* [Aim]: Extract the complete data exactly as given.

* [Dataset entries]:
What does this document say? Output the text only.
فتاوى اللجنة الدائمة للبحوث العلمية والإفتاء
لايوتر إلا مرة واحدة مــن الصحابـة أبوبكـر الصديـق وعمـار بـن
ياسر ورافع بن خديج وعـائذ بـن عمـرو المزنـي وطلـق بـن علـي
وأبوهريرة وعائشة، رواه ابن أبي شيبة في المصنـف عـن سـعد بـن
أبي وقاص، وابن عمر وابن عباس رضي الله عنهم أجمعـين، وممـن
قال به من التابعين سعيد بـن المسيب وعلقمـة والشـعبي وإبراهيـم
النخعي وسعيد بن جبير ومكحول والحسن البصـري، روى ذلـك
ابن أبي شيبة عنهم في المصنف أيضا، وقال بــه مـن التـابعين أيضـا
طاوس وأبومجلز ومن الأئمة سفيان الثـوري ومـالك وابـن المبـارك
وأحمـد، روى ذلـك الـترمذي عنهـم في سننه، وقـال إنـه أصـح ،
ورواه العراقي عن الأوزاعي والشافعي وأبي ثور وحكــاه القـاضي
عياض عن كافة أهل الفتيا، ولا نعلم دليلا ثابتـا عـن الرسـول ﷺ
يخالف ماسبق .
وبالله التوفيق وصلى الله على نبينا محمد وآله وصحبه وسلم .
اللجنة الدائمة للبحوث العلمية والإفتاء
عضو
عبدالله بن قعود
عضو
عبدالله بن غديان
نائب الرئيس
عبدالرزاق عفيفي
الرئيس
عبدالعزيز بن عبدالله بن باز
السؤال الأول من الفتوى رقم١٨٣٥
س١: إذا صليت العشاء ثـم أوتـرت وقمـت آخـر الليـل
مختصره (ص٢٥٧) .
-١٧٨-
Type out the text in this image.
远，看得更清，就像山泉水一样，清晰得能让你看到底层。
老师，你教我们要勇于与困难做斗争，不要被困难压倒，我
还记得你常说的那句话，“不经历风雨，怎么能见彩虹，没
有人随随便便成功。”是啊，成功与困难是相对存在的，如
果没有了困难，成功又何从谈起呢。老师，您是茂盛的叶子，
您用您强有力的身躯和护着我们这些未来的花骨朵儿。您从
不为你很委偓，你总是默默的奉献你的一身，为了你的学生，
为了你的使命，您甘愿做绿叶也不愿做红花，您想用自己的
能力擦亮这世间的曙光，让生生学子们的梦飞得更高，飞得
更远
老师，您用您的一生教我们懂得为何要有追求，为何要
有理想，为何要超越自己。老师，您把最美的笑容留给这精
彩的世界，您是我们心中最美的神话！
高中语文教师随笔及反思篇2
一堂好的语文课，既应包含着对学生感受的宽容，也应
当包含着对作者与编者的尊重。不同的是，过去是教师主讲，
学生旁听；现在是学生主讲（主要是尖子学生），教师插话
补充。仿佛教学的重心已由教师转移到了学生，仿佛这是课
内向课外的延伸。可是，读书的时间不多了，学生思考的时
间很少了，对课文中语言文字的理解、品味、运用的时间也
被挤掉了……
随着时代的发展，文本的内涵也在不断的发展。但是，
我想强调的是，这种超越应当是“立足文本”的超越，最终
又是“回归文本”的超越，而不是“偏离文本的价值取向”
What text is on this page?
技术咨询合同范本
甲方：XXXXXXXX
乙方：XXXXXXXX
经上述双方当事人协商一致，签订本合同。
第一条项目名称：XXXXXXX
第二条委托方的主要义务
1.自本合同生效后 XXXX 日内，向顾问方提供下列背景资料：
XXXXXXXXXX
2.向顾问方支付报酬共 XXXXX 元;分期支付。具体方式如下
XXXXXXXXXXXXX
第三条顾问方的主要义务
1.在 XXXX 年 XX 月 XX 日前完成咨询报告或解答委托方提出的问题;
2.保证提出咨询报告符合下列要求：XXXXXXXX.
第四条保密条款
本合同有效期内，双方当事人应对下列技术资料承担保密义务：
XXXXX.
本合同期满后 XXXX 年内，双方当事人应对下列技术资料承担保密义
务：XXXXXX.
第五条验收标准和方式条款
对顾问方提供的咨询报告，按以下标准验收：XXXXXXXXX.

* [Reply]:
What does this document say? Output the text only.
فتاوى اللجنة الدائمة للبحوث العلمية والإفتاء
لايوتر إلا مرة واحدة مــن الصحابـة أبوبكـر الصديـق وعمـار بـن
ياسر ورافع بن خديج وعـائذ بـن عمـرو المزنـي وطلـق بـن علـي
وأبوهريرة وعائشة، رواه ابن أبي شيبة في المصنـف عـن سـعد بـن
أبي وقاص، وابن عمر وابن عباس رضي الله عنهم أجمعـين، وممـن
قال به من التابعين سعيد بـن المسيب وعلقمـة والشـعبي وإبراهيـم
النخعي وسعيد بن جبير ومكحول والحسن البصـري، روى ذلـك
ابن أبي شيبة عنهم في المصنف أيضا، وقال بــه مـن التـابعين أيضـا
طاوس وأبومجلز ومن الأئمة سفيان الثـوري ومـالك وابـن المبـارك
وأحمـد، روى ذلـك الـترمذي عنهـم في سننه، وقـال إنـه أصـح ،
ورواه العراقي عن الأوزاعي والشافعي وأبي ثور وحكــاه القـاضي
عياض عن كافة أهل الفتيا، ولا نعلم دليلا ثابتـا عـن الرسـول ﷺ
يخالف ماسبق .
وبالله التوفيق وصلى الله على نبينا محمد وآله وصحبه وسلم .
اللجنة الدائمة للبحوث العلمية والإفتاء
عضو
عبدالله بن قعود
عضو
عبدالله بن غديان
نائب الرئيس
عبدالرزاق عفيفي
الرئيس
عبدالعزيز بن عبدالله بن باز
السؤال الأول من الفتوى رقم١٨٣٥
س١: إذا صليت العشاء ثـم أوتـرت وقمـت آخـر الليـل
مختصره (ص٢٥٧) .
-١٧٨-
Type out the text in this image.
远，看得更清，就像山泉水一样，清晰得能让你看到底层。
老师，你教我们要勇于与困难做斗争，不要被困难压倒，我
还记得你常说的那句话，“不经历风雨，怎么能见彩虹，没
有人随随便便成功。”是啊，成功与困难是相对存在的，如
果没有了困难，成功又何从谈起呢。老师，您是茂盛的叶子，
您用您强有力的身躯和护着我们这些未来的花骨朵儿。您从
不为你很委偓，你总是默默的奉献你的一身，为了你的学生，
为了你的使命，您甘愿做绿叶也不愿做红花，您想用自己的
能力擦亮这世间的曙光，让生生学子们的梦飞得更高，飞得
更远
老师，您用您的一生教我们懂得为何要有追求，为何要
有理想，为何要超越自己。老师，您把最美的笑容留给这精
彩的世界，您是我们心中最美的神话！
高中语文教师随笔及反思篇2
一堂好的语文课，既应包含着对学生感受的宽容，也应
当包含着对作者与编者的尊重。不同的是，过去是教师主讲，
学生旁听；现在是学生主讲（主要是尖子学生），教师插话
补充。仿佛教学的重心已由教师转移到了学生，仿佛这是课
内向课外的延伸。可是，读书的时间不多了，学生思考的时
间很少了，对课文中语言文字的理解、品味、运用的时间也
被挤掉了……
随着时代的发展，文本的内涵也在不断的发展。但是，
我想强调的是，这种超越应当是“立足文本”的超越，最终
又是“回归文本”的超越，而不是“偏离文本的价值取向”
What text is on this page?
技术咨询合同范本
甲方：XXXXXXXX
乙方：XXXXXXXX
经上述双方当事人协商一致，签订本合同。
第一条项目名称：XXXXXXX
第二条委托方的主要义务
1.自本合同生效后 XXXX 日内，向顾问方提供下列背景资料：
XXXXXXXXXX
2.向顾问方支付报酬共 XXXXX 元;分期支付。具体方式如下
XXXXXXXXXXXXX
第三条顾问方的主要义务
1.在 XXXX 年 XX 月 XX 日前完成咨询报告或解答委托方提出的问题;
2.保证提出咨询报告符合下列要求：XXXXXXXX.
第四条保密条款
本合同有效期内，双方当事人应对下列技术资料承担保密义务：
XXXXX.
本合同期满后 XXXX 年内，双方当事人应对下列技术资料承担保密义
务：XXXXXX.
第五条验收标准和方式条款
对顾问方提供的咨询报告，按以下标准验收：XXXXXXXXX.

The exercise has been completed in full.